Problem requirements: Reproduce the entire listing word for word.

Provided records:
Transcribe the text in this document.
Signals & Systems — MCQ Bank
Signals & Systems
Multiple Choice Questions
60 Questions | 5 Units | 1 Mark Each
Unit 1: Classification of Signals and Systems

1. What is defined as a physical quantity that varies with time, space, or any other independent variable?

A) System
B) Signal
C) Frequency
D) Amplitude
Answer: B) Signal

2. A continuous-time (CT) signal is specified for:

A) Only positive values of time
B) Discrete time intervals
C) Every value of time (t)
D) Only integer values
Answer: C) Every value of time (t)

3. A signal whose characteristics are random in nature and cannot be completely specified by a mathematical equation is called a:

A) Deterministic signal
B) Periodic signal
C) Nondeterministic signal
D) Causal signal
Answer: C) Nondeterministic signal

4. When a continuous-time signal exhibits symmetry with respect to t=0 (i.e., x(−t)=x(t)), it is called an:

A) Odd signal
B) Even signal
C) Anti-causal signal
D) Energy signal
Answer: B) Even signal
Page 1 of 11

Exercise solution:
Transcribe the text in this document.
Signals & Systems — MCQ Bank
Signals & Systems
Multiple Choice Questions
60 Questions | 5 Units | 1 Mark Each
Unit 1: Classification of Signals and Systems

1. What is defined as a physical quantity that varies with time, space, or any other independent variable?

A) System
B) Signal
C) Frequency
D) Amplitude
Answer: B) Signal

2. A continuous-time (CT) signal is specified for:

A) Only positive values of time
B) Discrete time intervals
C) Every value of time (t)
D) Only integer values
Answer: C) Every value of time (t)

3. A signal whose characteristics are random in nature and cannot be completely specified by a mathematical equation is called a:

A) Deterministic signal
B) Periodic signal
C) Nondeterministic signal
D) Causal signal
Answer: C) Nondeterministic signal

4. When a continuous-time signal exhibits symmetry with respect to t=0 (i.e., x(−t)=x(t)), it is called an:

A) Odd signal
B) Even signal
C) Anti-causal signal
D) Energy signal
Answer: B) Even signal
Page 1 of 11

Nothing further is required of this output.